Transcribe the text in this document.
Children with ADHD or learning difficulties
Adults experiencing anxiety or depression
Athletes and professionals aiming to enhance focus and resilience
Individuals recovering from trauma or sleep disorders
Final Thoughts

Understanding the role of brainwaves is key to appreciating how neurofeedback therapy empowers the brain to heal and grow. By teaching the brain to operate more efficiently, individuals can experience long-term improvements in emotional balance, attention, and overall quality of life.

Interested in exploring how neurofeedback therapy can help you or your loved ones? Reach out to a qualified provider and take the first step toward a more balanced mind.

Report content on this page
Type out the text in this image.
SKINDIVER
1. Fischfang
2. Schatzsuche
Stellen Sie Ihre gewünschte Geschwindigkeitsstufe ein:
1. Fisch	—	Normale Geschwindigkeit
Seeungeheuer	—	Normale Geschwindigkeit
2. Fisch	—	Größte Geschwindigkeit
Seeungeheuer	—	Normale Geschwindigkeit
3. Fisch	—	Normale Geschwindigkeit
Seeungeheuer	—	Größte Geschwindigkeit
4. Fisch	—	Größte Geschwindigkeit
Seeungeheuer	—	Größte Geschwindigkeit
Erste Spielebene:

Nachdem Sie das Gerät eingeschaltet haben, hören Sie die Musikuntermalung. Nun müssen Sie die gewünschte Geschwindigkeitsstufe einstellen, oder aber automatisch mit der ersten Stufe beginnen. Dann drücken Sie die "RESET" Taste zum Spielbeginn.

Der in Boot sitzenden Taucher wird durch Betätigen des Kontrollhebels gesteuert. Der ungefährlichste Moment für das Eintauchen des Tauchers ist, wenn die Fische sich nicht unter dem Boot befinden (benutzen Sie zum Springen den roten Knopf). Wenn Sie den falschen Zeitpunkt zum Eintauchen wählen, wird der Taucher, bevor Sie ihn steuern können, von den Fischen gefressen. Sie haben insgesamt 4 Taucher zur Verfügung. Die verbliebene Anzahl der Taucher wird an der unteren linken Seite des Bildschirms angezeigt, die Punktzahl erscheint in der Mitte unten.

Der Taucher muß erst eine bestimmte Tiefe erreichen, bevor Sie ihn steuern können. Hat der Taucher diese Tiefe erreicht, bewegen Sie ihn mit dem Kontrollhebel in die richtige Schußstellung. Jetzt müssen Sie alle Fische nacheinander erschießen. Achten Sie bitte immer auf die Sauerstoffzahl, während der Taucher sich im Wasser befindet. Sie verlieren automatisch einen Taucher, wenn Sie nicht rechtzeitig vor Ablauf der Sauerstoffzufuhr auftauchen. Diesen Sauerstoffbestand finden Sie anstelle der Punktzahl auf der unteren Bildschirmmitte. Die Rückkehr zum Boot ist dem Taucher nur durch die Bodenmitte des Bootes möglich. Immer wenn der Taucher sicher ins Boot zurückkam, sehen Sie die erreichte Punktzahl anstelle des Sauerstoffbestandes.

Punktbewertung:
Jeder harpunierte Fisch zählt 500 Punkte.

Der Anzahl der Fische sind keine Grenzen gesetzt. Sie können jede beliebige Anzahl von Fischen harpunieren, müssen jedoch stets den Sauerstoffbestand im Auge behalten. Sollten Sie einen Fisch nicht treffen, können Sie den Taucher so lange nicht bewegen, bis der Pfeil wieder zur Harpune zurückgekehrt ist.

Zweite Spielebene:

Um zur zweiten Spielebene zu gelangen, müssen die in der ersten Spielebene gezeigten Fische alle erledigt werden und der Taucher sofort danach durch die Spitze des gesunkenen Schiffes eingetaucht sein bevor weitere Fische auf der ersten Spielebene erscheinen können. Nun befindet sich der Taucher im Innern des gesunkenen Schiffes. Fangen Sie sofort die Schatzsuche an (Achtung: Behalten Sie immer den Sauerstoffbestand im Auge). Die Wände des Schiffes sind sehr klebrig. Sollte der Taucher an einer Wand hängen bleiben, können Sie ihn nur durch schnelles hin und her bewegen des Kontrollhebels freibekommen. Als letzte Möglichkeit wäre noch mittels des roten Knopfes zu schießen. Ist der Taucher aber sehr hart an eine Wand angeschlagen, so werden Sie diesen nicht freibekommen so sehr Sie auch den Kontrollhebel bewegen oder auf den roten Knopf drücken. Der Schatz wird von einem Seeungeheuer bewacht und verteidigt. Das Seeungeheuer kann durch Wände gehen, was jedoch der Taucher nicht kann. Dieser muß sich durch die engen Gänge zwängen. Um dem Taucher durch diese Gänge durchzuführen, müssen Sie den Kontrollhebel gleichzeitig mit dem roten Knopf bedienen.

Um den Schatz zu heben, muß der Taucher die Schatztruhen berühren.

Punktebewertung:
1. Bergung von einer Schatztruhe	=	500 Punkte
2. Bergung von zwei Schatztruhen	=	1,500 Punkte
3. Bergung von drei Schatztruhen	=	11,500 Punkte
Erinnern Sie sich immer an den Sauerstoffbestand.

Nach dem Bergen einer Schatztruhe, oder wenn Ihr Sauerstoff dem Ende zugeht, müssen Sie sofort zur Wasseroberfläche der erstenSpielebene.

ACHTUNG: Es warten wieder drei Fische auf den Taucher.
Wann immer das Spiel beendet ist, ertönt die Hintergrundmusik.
################
The problem: Set all of the entries down again, exactly as they were given.

Task result:
Transcribe the text in this document.
Children with ADHD or learning difficulties
Adults experiencing anxiety or depression
Athletes and professionals aiming to enhance focus and resilience
Individuals recovering from trauma or sleep disorders
Final Thoughts

Understanding the role of brainwaves is key to appreciating how neurofeedback therapy empowers the brain to heal and grow. By teaching the brain to operate more efficiently, individuals can experience long-term improvements in emotional balance, attention, and overall quality of life.

Interested in exploring how neurofeedback therapy can help you or your loved ones? Reach out to a qualified provider and take the first step toward a more balanced mind.

Report content on this page
Type out the text in this image.
SKINDIVER
1. Fischfang
2. Schatzsuche
Stellen Sie Ihre gewünschte Geschwindigkeitsstufe ein:
1. Fisch	—	Normale Geschwindigkeit
Seeungeheuer	—	Normale Geschwindigkeit
2. Fisch	—	Größte Geschwindigkeit
Seeungeheuer	—	Normale Geschwindigkeit
3. Fisch	—	Normale Geschwindigkeit
Seeungeheuer	—	Größte Geschwindigkeit
4. Fisch	—	Größte Geschwindigkeit
Seeungeheuer	—	Größte Geschwindigkeit
Erste Spielebene:

Nachdem Sie das Gerät eingeschaltet haben, hören Sie die Musikuntermalung. Nun müssen Sie die gewünschte Geschwindigkeitsstufe einstellen, oder aber automatisch mit der ersten Stufe beginnen. Dann drücken Sie die "RESET" Taste zum Spielbeginn.

Der in Boot sitzenden Taucher wird durch Betätigen des Kontrollhebels gesteuert. Der ungefährlichste Moment für das Eintauchen des Tauchers ist, wenn die Fische sich nicht unter dem Boot befinden (benutzen Sie zum Springen den roten Knopf). Wenn Sie den falschen Zeitpunkt zum Eintauchen wählen, wird der Taucher, bevor Sie ihn steuern können, von den Fischen gefressen. Sie haben insgesamt 4 Taucher zur Verfügung. Die verbliebene Anzahl der Taucher wird an der unteren linken Seite des Bildschirms angezeigt, die Punktzahl erscheint in der Mitte unten.

Der Taucher muß erst eine bestimmte Tiefe erreichen, bevor Sie ihn steuern können. Hat der Taucher diese Tiefe erreicht, bewegen Sie ihn mit dem Kontrollhebel in die richtige Schußstellung. Jetzt müssen Sie alle Fische nacheinander erschießen. Achten Sie bitte immer auf die Sauerstoffzahl, während der Taucher sich im Wasser befindet. Sie verlieren automatisch einen Taucher, wenn Sie nicht rechtzeitig vor Ablauf der Sauerstoffzufuhr auftauchen. Diesen Sauerstoffbestand finden Sie anstelle der Punktzahl auf der unteren Bildschirmmitte. Die Rückkehr zum Boot ist dem Taucher nur durch die Bodenmitte des Bootes möglich. Immer wenn der Taucher sicher ins Boot zurückkam, sehen Sie die erreichte Punktzahl anstelle des Sauerstoffbestandes.

Punktbewertung:
Jeder harpunierte Fisch zählt 500 Punkte.

Der Anzahl der Fische sind keine Grenzen gesetzt. Sie können jede beliebige Anzahl von Fischen harpunieren, müssen jedoch stets den Sauerstoffbestand im Auge behalten. Sollten Sie einen Fisch nicht treffen, können Sie den Taucher so lange nicht bewegen, bis der Pfeil wieder zur Harpune zurückgekehrt ist.

Zweite Spielebene:

Um zur zweiten Spielebene zu gelangen, müssen die in der ersten Spielebene gezeigten Fische alle erledigt werden und der Taucher sofort danach durch die Spitze des gesunkenen Schiffes eingetaucht sein bevor weitere Fische auf der ersten Spielebene erscheinen können. Nun befindet sich der Taucher im Innern des gesunkenen Schiffes. Fangen Sie sofort die Schatzsuche an (Achtung: Behalten Sie immer den Sauerstoffbestand im Auge). Die Wände des Schiffes sind sehr klebrig. Sollte der Taucher an einer Wand hängen bleiben, können Sie ihn nur durch schnelles hin und her bewegen des Kontrollhebels freibekommen. Als letzte Möglichkeit wäre noch mittels des roten Knopfes zu schießen. Ist der Taucher aber sehr hart an eine Wand angeschlagen, so werden Sie diesen nicht freibekommen so sehr Sie auch den Kontrollhebel bewegen oder auf den roten Knopf drücken. Der Schatz wird von einem Seeungeheuer bewacht und verteidigt. Das Seeungeheuer kann durch Wände gehen, was jedoch der Taucher nicht kann. Dieser muß sich durch die engen Gänge zwängen. Um dem Taucher durch diese Gänge durchzuführen, müssen Sie den Kontrollhebel gleichzeitig mit dem roten Knopf bedienen.

Um den Schatz zu heben, muß der Taucher die Schatztruhen berühren.

Punktebewertung:
1. Bergung von einer Schatztruhe	=	500 Punkte
2. Bergung von zwei Schatztruhen	=	1,500 Punkte
3. Bergung von drei Schatztruhen	=	11,500 Punkte
Erinnern Sie sich immer an den Sauerstoffbestand.

Nach dem Bergen einer Schatztruhe, oder wenn Ihr Sauerstoff dem Ende zugeht, müssen Sie sofort zur Wasseroberfläche der erstenSpielebene.

ACHTUNG: Es warten wieder drei Fische auf den Taucher.
Wann immer das Spiel beendet ist, ertönt die Hintergrundmusik.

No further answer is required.